▶ [STATED PROBLEM]: Skip the images and copy each record exactly as written.

Stored data entries:
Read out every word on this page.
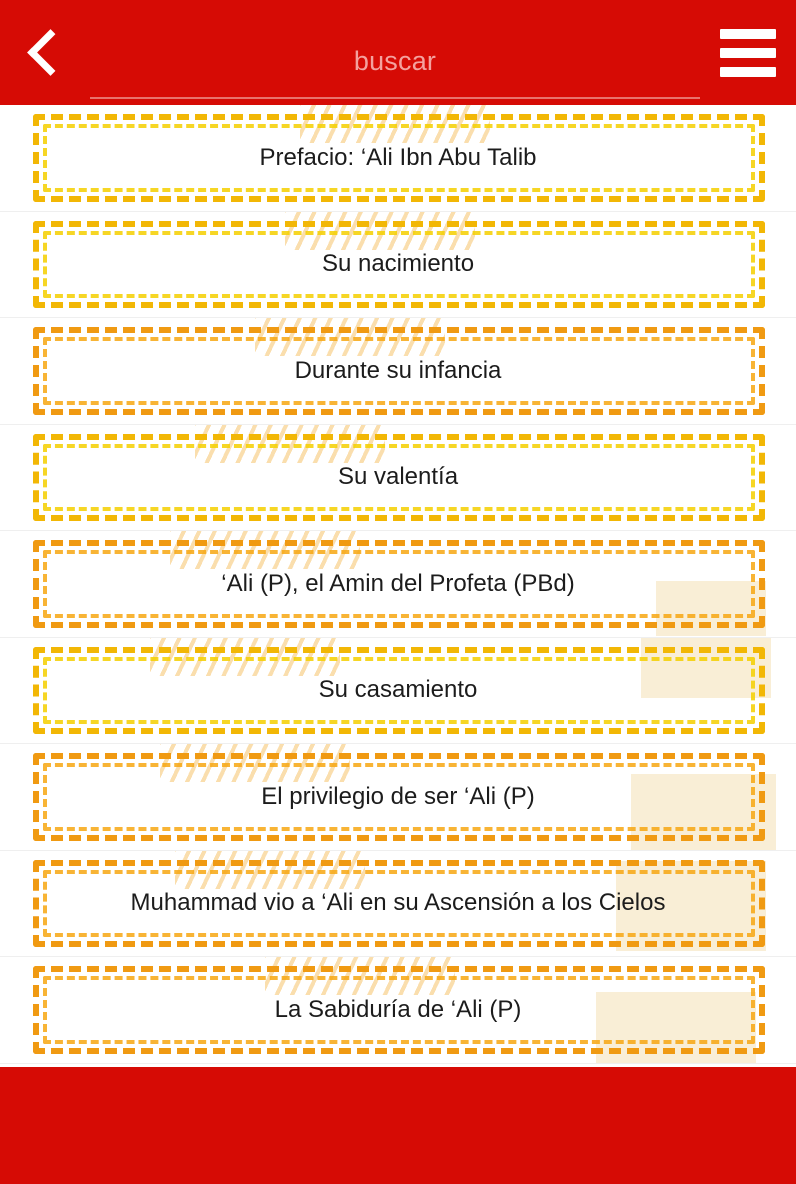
buscar
Prefacio: ‘Ali Ibn Abu Talib
Su nacimiento
Durante su infancia
Su valentía
‘Ali (P), el Amin del Profeta (PBd)
Su casamiento
El privilegio de ser ‘Ali (P)
Muhammad vio a ‘Ali en su Ascensión a los Cielos
La Sabiduría de ‘Ali (P)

▶ [RESULT FOR THIS EXERCISE]:
Read out every word on this page.
buscar
Prefacio: ‘Ali Ibn Abu Talib
Su nacimiento
Durante su infancia
Su valentía
‘Ali (P), el Amin del Profeta (PBd)
Su casamiento
El privilegio de ser ‘Ali (P)
Muhammad vio a ‘Ali en su Ascensión a los Cielos
La Sabiduría de ‘Ali (P)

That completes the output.